Data entries

## Begin

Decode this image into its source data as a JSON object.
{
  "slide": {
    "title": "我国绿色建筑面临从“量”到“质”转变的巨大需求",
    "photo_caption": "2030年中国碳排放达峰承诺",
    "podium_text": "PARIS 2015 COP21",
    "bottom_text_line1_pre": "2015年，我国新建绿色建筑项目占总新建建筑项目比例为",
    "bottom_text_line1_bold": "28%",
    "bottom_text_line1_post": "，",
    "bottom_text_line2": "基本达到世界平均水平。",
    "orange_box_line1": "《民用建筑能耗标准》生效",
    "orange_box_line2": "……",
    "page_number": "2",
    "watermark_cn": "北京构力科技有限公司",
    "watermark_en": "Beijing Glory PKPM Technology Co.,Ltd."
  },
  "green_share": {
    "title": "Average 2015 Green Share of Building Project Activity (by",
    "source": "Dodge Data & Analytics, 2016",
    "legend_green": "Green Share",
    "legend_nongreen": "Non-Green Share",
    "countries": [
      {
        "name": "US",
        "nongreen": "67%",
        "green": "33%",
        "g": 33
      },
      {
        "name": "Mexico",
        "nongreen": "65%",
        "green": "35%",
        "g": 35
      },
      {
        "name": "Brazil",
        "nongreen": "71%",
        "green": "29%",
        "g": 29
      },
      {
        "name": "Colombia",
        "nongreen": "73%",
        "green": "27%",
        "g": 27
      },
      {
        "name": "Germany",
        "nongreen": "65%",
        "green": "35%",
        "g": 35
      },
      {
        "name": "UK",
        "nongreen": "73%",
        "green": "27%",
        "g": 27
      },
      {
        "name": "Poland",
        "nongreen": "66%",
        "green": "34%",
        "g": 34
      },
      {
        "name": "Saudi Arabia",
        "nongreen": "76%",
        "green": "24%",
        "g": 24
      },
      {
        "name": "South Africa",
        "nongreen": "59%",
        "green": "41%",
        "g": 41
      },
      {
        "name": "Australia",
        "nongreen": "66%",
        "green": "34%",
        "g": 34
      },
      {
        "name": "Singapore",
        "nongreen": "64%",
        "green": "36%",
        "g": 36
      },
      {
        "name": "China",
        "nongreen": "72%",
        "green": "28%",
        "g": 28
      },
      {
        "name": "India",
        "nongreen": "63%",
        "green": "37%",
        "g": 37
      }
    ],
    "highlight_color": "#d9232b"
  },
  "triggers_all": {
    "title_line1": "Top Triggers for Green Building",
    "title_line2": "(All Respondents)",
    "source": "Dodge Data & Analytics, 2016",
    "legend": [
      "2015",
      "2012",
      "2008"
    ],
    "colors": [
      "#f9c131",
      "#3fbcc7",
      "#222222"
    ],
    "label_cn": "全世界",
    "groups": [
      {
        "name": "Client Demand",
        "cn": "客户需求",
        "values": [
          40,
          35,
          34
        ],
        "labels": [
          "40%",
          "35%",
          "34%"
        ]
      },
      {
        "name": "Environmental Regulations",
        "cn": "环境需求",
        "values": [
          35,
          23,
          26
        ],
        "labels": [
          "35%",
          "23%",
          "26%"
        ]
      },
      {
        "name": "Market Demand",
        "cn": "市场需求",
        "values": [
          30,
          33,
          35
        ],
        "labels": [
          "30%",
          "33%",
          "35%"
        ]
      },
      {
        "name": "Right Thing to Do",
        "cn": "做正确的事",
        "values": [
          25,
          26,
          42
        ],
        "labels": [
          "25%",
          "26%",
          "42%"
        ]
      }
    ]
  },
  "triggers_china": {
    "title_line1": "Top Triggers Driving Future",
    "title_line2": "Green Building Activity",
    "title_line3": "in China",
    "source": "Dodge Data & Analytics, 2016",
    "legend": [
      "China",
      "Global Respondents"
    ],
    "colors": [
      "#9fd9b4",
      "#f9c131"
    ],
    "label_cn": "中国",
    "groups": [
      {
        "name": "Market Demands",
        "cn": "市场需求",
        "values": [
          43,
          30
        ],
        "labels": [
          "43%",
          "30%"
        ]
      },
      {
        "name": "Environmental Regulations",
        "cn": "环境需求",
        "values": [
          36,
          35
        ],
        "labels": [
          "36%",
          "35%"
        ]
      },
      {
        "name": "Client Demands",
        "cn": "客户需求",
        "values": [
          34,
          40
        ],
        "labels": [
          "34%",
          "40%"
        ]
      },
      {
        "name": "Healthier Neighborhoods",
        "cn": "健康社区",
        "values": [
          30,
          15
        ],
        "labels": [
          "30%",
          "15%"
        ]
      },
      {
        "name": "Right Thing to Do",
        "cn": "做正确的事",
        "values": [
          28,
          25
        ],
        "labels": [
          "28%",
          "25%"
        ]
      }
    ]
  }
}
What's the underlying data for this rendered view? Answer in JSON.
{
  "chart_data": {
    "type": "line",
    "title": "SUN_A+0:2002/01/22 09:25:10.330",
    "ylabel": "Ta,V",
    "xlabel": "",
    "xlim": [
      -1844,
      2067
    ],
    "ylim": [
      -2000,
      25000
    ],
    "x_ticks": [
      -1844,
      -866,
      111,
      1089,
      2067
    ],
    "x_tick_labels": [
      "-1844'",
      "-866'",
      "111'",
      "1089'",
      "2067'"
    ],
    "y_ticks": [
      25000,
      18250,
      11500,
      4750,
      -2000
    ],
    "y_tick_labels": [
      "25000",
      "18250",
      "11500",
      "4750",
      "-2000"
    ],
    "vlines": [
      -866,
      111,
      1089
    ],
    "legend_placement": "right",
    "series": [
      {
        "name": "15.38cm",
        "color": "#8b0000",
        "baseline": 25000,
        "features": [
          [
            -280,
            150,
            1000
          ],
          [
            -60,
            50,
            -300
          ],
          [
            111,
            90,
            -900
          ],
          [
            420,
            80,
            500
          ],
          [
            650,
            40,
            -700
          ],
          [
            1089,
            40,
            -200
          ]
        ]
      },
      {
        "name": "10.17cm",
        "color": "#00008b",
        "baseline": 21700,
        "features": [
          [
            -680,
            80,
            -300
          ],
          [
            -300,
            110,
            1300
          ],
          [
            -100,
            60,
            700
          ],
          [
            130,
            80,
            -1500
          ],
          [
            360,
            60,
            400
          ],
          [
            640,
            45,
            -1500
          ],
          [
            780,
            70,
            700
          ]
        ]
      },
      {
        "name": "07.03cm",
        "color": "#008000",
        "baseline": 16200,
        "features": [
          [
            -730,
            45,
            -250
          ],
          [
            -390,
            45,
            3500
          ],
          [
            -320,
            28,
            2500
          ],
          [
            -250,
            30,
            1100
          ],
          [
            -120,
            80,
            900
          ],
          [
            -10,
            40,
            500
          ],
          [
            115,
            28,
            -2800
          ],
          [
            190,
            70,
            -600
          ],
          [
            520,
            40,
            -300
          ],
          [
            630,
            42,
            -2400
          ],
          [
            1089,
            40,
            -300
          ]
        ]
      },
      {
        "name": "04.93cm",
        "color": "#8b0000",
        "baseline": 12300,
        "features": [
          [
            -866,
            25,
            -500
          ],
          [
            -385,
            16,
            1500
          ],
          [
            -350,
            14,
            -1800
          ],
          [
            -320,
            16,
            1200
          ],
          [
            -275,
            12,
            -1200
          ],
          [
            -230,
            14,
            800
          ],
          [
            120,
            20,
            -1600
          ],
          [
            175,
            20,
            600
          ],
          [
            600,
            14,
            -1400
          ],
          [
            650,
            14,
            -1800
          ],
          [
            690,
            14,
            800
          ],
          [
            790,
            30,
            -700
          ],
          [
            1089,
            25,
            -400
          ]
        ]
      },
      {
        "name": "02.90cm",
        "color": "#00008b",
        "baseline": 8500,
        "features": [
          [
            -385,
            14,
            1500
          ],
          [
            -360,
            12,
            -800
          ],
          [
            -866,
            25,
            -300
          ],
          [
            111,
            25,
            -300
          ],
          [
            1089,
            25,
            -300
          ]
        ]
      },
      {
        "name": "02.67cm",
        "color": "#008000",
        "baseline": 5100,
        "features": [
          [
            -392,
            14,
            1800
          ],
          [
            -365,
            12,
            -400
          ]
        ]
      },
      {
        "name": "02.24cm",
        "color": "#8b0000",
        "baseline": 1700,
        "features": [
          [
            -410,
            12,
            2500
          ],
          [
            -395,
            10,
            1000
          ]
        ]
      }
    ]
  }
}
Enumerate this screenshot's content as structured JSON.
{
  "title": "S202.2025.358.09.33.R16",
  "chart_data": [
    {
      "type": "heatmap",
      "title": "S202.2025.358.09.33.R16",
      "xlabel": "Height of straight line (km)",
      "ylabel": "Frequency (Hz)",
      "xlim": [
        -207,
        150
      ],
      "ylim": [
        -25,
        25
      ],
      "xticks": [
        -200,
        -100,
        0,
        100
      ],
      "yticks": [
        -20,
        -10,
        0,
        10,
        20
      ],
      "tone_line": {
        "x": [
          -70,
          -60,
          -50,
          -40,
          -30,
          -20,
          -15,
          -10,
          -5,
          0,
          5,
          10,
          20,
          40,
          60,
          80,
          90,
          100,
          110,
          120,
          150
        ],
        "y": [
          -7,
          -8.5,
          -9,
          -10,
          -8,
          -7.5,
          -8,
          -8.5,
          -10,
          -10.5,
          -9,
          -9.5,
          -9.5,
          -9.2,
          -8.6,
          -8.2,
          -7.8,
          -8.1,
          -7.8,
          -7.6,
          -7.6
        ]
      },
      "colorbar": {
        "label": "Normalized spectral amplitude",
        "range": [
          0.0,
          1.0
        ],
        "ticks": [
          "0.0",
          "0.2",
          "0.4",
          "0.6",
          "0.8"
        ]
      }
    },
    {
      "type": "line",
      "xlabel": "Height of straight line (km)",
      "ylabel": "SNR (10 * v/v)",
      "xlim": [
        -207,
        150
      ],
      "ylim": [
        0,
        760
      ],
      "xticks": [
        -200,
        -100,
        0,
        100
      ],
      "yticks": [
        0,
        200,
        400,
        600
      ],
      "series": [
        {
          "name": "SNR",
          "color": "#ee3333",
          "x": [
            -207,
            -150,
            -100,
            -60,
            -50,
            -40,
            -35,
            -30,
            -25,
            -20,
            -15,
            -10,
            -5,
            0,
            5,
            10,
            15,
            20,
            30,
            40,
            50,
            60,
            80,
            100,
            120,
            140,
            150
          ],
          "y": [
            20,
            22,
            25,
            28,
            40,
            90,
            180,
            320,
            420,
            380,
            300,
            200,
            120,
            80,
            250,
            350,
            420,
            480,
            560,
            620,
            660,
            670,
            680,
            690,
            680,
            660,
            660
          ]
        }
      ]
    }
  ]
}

## End

### Work to be completed
Write out every line of the data that holds the word "Activity".

### The response
    "title": "Average 2015 Green Share of Building Project Activity (by",
    "title_line2": "Green Building Activity",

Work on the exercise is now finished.